
    When he was at Tulane, Michael Aubrey was on either a full ride or very close. Of course, he was the three-hole hitter batting .400 with 20 home runs and a 10-game winner on the mound as a LHP so Tulane really got its money's worth. Rick Jones built a lot his good teams around scholarship-eating studs like Nick Bourgeois and Bogusevic and a few others. Most were expected to be pitcher/hitter types, but some of them settled into one role or another. Nick was a dominant high school hitter, but he was just a pitcher at Tulane.

    To fill out the roster, Tulane has always done a good job scouring upper-middle class schools nationwide. With baseball being such an upper-middle class sport these days, you can find some developed ballplayers who are from families that can afford Tulane and value the high-end private education they'll get from Tulane.

    So the approach has been, split the scholarship money around a hand full of studs who can make a difference (particularly if they can get it done on the mound and at the plate) then have a bunch of role players who are basically preferred walk-ons earning little to no scholarship money.

    Look at the top 25 every year and you see a lot of high-priced private schools like Stanford, Rice and Tulane. How the heck do these schools compete giving out only 11.7 scholarships? It says everything about the demographic of the average ballplayer these days.
- - - - -
Requirement 1
According to the Tulane baseball text, which player was a dominant high school hitter but only a pitcher at Tulane?
Requirement 2
Write the next part of the text on Tulane baseball scholarships, picking up after its final sentence.
The records are separate material with no link to the Tulane baseball text.

Entries provided
- - - - -
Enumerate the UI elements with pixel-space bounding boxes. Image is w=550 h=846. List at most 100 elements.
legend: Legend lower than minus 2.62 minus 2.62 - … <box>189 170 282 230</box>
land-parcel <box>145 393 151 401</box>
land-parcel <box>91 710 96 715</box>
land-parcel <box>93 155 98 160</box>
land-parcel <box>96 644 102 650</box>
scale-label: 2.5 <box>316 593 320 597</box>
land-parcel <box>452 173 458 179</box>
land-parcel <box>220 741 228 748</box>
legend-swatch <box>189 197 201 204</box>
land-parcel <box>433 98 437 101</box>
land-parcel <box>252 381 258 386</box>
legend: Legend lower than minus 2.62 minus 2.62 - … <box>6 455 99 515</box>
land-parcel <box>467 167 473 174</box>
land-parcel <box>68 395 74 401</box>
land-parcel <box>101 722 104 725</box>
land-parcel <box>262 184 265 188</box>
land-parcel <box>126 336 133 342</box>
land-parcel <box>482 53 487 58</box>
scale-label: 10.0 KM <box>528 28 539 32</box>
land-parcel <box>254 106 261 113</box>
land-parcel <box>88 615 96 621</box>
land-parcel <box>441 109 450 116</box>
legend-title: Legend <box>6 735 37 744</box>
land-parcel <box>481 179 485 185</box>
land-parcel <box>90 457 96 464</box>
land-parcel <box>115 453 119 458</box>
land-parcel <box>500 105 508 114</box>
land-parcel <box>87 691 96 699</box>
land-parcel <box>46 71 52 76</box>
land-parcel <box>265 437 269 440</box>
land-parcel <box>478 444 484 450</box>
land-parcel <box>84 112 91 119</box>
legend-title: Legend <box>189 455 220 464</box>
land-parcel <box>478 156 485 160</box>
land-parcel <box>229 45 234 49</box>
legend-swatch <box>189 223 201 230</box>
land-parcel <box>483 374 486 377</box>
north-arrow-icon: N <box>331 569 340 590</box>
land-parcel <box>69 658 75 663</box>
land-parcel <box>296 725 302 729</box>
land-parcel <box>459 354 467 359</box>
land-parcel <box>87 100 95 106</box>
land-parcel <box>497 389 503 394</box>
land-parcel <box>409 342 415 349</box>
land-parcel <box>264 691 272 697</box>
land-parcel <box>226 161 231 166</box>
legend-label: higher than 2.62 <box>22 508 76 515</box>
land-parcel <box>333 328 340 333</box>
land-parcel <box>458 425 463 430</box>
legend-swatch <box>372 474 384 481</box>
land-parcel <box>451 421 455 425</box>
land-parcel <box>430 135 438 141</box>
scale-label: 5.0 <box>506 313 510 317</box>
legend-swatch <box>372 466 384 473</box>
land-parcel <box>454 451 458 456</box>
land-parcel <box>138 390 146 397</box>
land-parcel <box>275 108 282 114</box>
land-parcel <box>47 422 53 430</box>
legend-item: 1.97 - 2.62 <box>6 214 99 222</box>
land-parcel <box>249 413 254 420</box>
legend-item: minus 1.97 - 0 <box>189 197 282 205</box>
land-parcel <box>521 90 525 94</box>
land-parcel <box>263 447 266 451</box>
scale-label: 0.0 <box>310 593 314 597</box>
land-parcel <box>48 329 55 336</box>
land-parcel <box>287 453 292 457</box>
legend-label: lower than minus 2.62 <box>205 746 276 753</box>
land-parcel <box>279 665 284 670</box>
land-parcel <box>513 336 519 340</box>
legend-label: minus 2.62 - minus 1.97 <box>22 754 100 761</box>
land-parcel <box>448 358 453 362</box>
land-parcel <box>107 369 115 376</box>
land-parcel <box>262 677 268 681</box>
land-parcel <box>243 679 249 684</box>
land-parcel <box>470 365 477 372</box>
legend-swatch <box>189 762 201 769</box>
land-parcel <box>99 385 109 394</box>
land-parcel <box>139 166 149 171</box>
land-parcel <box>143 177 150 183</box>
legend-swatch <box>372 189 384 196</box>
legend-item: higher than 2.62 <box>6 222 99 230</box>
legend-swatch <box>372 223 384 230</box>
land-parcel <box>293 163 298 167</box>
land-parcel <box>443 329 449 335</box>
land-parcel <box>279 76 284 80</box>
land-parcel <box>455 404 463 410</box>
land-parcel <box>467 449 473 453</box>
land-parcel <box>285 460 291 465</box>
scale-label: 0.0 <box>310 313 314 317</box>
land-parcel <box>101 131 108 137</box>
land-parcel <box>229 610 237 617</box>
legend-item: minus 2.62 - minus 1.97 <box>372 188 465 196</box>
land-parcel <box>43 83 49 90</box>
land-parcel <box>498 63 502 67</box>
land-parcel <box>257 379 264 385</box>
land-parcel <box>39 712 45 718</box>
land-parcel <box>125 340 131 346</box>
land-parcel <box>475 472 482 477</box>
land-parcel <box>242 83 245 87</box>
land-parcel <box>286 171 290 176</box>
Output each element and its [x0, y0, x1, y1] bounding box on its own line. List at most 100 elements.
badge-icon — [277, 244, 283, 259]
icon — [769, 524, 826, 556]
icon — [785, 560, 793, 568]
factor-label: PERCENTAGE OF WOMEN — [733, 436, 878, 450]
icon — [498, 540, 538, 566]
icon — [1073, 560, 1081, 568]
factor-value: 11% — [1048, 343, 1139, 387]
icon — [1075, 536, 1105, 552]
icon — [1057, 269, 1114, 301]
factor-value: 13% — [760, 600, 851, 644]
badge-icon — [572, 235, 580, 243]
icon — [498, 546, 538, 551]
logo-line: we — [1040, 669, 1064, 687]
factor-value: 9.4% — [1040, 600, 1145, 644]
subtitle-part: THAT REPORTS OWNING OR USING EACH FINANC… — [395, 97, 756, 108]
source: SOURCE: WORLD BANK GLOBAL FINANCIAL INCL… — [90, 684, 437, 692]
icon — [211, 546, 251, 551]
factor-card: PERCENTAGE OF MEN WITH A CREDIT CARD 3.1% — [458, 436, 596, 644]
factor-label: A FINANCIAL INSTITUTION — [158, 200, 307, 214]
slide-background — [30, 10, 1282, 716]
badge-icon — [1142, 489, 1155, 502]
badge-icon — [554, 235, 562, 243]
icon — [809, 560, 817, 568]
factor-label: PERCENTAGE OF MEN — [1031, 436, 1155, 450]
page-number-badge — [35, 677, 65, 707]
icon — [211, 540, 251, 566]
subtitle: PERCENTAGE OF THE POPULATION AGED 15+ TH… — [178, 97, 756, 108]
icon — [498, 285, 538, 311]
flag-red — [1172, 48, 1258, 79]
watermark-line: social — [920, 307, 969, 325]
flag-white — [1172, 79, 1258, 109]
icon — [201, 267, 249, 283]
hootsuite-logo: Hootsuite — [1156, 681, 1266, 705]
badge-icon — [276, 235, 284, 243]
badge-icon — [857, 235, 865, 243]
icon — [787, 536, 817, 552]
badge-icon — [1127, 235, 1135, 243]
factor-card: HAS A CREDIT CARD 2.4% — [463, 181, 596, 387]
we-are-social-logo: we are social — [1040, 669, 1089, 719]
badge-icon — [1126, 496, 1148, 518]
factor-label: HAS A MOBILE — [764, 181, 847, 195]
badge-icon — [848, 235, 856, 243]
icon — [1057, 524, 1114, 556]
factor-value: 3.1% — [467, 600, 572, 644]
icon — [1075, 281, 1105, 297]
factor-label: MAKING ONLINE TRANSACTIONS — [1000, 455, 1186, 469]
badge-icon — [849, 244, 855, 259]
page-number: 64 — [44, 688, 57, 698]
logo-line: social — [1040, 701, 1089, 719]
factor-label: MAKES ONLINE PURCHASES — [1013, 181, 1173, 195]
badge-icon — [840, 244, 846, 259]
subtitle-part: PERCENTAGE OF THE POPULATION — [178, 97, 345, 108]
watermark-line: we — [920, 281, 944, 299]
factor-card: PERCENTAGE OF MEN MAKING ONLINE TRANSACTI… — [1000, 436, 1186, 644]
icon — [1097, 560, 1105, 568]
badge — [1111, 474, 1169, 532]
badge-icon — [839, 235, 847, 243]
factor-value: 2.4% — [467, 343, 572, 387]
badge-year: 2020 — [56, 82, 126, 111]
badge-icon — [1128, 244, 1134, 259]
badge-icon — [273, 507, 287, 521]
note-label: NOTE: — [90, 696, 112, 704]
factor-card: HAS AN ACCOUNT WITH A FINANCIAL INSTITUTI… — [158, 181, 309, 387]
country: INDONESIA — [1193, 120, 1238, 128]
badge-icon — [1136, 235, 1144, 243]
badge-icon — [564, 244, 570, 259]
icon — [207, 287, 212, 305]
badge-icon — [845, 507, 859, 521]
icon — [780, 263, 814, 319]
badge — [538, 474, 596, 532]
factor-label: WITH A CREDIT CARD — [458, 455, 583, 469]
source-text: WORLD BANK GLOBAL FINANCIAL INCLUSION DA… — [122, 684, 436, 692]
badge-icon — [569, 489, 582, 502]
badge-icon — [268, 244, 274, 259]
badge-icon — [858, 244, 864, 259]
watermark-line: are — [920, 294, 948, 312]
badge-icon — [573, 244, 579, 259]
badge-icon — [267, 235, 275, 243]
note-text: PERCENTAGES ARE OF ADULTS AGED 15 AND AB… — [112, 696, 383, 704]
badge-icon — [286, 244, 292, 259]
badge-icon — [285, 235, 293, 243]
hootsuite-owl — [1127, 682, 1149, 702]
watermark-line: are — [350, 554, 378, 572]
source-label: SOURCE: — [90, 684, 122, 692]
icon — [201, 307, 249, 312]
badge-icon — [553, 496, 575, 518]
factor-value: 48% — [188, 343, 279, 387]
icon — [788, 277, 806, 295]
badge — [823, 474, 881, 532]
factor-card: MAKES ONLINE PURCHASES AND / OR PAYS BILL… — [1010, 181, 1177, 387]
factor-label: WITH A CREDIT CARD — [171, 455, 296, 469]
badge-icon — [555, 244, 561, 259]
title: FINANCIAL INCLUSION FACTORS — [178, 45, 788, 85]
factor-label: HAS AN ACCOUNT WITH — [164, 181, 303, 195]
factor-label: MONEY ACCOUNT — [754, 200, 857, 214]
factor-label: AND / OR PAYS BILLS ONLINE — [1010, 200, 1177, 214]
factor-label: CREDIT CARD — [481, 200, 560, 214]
- - - - -
Written reply 1
Nick Bourgeois.

Written reply 2
    I would imagine this is a formula A LOT of these private schools use. Public schools are more likely to save scholarship money for out-of-state kids and they get in-state kids on state tuition assistance program. In Louisiana, for example, there's a program called TOPS that will pay for the tuition at state universities for kids who academically qualify for it. So you better believe that LSU, ULL and all the other state schools will be looking for players they can put on TOPS, then maybe give them a scholarship for books and meals. That saves a lot of scholarship money to go after an out-of-state stud.
     
  9. Batman

    Batman Well-Known Member

    Don't forget 3) A lot of black players are steered away from baseball at an early age. Some of it is the expense of playing on travel teams, or the lack thereof in inner cities and poor black rural communities, and some is pressure from peers and adults that steers them toward football and basketball. Many simply don't develop the skills necessary to play at the college level and beyond.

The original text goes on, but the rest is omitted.